**Aim**
Every line below that mentions the word "Lactation" should be copied out.

Dataset entries on figures

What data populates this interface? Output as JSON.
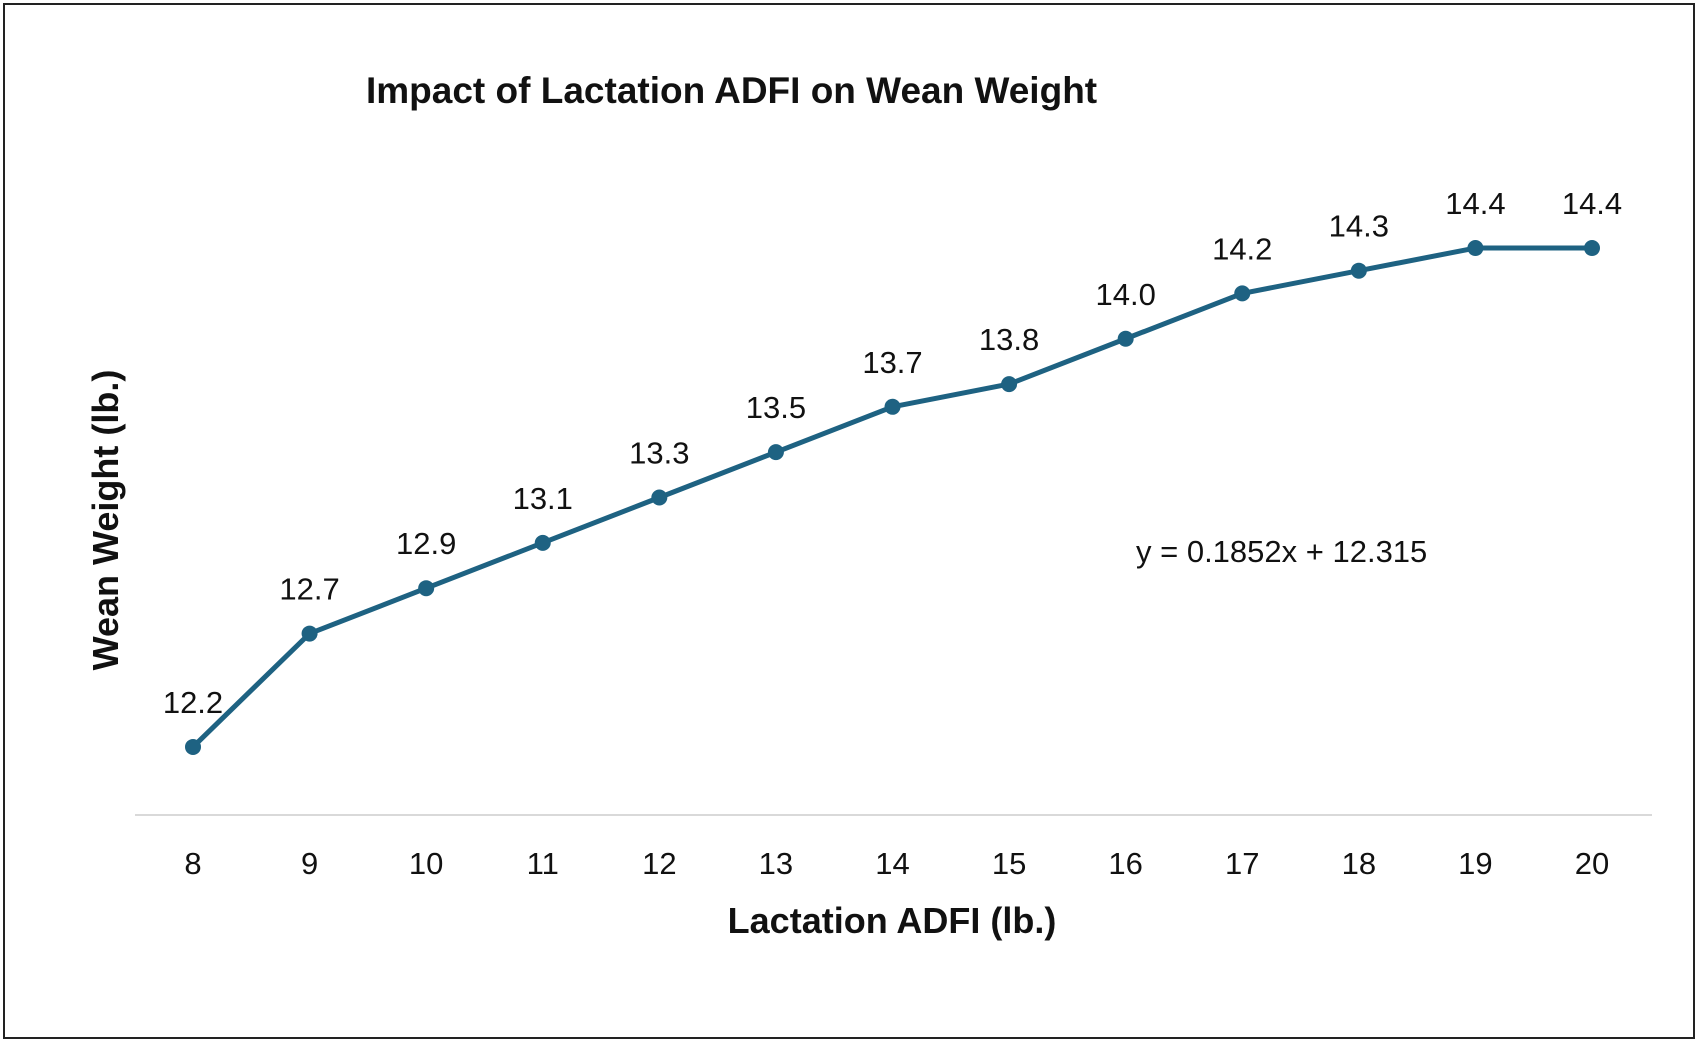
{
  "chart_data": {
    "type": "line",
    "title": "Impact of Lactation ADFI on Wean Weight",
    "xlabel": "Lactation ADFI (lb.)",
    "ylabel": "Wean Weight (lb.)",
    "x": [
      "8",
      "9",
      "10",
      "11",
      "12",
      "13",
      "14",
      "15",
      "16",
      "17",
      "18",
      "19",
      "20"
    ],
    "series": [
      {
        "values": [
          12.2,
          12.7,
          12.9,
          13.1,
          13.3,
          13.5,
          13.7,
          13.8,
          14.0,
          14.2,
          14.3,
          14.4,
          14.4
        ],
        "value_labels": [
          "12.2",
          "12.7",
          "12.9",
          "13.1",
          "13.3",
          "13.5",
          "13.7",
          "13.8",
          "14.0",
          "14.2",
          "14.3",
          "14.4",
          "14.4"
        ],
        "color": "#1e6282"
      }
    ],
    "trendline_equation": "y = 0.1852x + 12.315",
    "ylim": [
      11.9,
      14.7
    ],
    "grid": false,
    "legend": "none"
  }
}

* * *

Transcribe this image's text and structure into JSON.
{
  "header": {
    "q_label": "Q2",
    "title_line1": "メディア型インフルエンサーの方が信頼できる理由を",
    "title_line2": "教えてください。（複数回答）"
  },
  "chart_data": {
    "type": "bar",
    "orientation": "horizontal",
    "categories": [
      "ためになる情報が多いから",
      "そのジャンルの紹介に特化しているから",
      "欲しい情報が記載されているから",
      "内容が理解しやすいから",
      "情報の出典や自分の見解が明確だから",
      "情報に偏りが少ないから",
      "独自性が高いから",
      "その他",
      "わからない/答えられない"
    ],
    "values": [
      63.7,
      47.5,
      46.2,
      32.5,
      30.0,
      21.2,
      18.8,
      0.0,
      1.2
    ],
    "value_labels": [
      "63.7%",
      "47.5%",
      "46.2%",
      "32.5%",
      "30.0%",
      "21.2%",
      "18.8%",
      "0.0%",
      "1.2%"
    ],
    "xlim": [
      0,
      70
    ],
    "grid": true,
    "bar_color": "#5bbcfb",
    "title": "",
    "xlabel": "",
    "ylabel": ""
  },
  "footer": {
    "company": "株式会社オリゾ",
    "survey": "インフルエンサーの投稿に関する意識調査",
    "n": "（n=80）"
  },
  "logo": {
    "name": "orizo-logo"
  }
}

**The response**
    "title": "Impact of Lactation ADFI on Wean Weight",
    "xlabel": "Lactation ADFI (lb.)",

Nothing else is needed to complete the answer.